**Stated goal**
Copy each entry as it stands, leaving nothing out.

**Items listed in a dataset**
+===+

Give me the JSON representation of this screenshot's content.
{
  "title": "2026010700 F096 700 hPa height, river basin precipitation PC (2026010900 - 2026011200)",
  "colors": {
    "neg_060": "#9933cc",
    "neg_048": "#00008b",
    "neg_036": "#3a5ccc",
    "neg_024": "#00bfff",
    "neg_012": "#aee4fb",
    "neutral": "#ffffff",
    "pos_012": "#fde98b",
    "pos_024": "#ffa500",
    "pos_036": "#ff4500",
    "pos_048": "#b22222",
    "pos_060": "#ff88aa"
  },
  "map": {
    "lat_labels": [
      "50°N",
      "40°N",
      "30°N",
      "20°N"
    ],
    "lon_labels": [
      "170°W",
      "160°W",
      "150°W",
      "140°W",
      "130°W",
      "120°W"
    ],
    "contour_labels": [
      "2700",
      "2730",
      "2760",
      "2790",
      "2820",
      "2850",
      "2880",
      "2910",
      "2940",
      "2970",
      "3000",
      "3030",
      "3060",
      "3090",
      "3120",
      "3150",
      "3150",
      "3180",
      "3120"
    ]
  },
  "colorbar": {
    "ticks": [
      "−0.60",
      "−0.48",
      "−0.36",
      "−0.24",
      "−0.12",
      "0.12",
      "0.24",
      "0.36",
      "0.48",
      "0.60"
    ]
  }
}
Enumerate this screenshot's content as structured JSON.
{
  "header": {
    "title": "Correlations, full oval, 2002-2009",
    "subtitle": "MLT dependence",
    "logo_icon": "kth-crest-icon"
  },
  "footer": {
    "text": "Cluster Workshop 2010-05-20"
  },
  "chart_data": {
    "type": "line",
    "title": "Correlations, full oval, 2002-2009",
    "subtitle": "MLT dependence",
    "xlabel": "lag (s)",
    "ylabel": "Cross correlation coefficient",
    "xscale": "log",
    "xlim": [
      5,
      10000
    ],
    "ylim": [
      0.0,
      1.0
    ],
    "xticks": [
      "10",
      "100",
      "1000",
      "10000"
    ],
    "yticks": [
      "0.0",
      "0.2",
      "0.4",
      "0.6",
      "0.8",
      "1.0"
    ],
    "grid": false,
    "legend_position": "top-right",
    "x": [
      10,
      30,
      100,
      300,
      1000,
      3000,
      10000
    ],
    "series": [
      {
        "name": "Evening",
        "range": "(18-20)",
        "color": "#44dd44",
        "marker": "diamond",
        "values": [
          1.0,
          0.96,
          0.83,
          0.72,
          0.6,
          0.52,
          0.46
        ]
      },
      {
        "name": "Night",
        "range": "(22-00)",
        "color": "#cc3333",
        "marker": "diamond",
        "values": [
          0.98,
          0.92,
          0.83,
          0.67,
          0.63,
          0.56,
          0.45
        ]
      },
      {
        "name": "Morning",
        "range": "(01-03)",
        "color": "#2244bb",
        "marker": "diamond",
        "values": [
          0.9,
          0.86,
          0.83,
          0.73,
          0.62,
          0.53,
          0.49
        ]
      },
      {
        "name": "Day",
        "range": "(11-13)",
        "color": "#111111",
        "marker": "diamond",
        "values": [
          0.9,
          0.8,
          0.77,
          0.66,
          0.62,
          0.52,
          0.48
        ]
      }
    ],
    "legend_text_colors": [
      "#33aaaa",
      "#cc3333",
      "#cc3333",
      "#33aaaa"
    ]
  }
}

+===+

**Finished task**
Give me the JSON representation of this screenshot's content.
{
  "title": "2026010700 F096 700 hPa height, river basin precipitation PC (2026010900 - 2026011200)",
  "colors": {
    "neg_060": "#9933cc",
    "neg_048": "#00008b",
    "neg_036": "#3a5ccc",
    "neg_024": "#00bfff",
    "neg_012": "#aee4fb",
    "neutral": "#ffffff",
    "pos_012": "#fde98b",
    "pos_024": "#ffa500",
    "pos_036": "#ff4500",
    "pos_048": "#b22222",
    "pos_060": "#ff88aa"
  },
  "map": {
    "lat_labels": [
      "50°N",
      "40°N",
      "30°N",
      "20°N"
    ],
    "lon_labels": [
      "170°W",
      "160°W",
      "150°W",
      "140°W",
      "130°W",
      "120°W"
    ],
    "contour_labels": [
      "2700",
      "2730",
      "2760",
      "2790",
      "2820",
      "2850",
      "2880",
      "2910",
      "2940",
      "2970",
      "3000",
      "3030",
      "3060",
      "3090",
      "3120",
      "3150",
      "3150",
      "3180",
      "3120"
    ]
  },
  "colorbar": {
    "ticks": [
      "−0.60",
      "−0.48",
      "−0.36",
      "−0.24",
      "−0.12",
      "0.12",
      "0.24",
      "0.36",
      "0.48",
      "0.60"
    ]
  }
}
Enumerate this screenshot's content as structured JSON.
{
  "header": {
    "title": "Correlations, full oval, 2002-2009",
    "subtitle": "MLT dependence",
    "logo_icon": "kth-crest-icon"
  },
  "footer": {
    "text": "Cluster Workshop 2010-05-20"
  },
  "chart_data": {
    "type": "line",
    "title": "Correlations, full oval, 2002-2009",
    "subtitle": "MLT dependence",
    "xlabel": "lag (s)",
    "ylabel": "Cross correlation coefficient",
    "xscale": "log",
    "xlim": [
      5,
      10000
    ],
    "ylim": [
      0.0,
      1.0
    ],
    "xticks": [
      "10",
      "100",
      "1000",
      "10000"
    ],
    "yticks": [
      "0.0",
      "0.2",
      "0.4",
      "0.6",
      "0.8",
      "1.0"
    ],
    "grid": false,
    "legend_position": "top-right",
    "x": [
      10,
      30,
      100,
      300,
      1000,
      3000,
      10000
    ],
    "series": [
      {
        "name": "Evening",
        "range": "(18-20)",
        "color": "#44dd44",
        "marker": "diamond",
        "values": [
          1.0,
          0.96,
          0.83,
          0.72,
          0.6,
          0.52,
          0.46
        ]
      },
      {
        "name": "Night",
        "range": "(22-00)",
        "color": "#cc3333",
        "marker": "diamond",
        "values": [
          0.98,
          0.92,
          0.83,
          0.67,
          0.63,
          0.56,
          0.45
        ]
      },
      {
        "name": "Morning",
        "range": "(01-03)",
        "color": "#2244bb",
        "marker": "diamond",
        "values": [
          0.9,
          0.86,
          0.83,
          0.73,
          0.62,
          0.53,
          0.49
        ]
      },
      {
        "name": "Day",
        "range": "(11-13)",
        "color": "#111111",
        "marker": "diamond",
        "values": [
          0.9,
          0.8,
          0.77,
          0.66,
          0.62,
          0.52,
          0.48
        ]
      }
    ],
    "legend_text_colors": [
      "#33aaaa",
      "#cc3333",
      "#cc3333",
      "#33aaaa"
    ]
  }
}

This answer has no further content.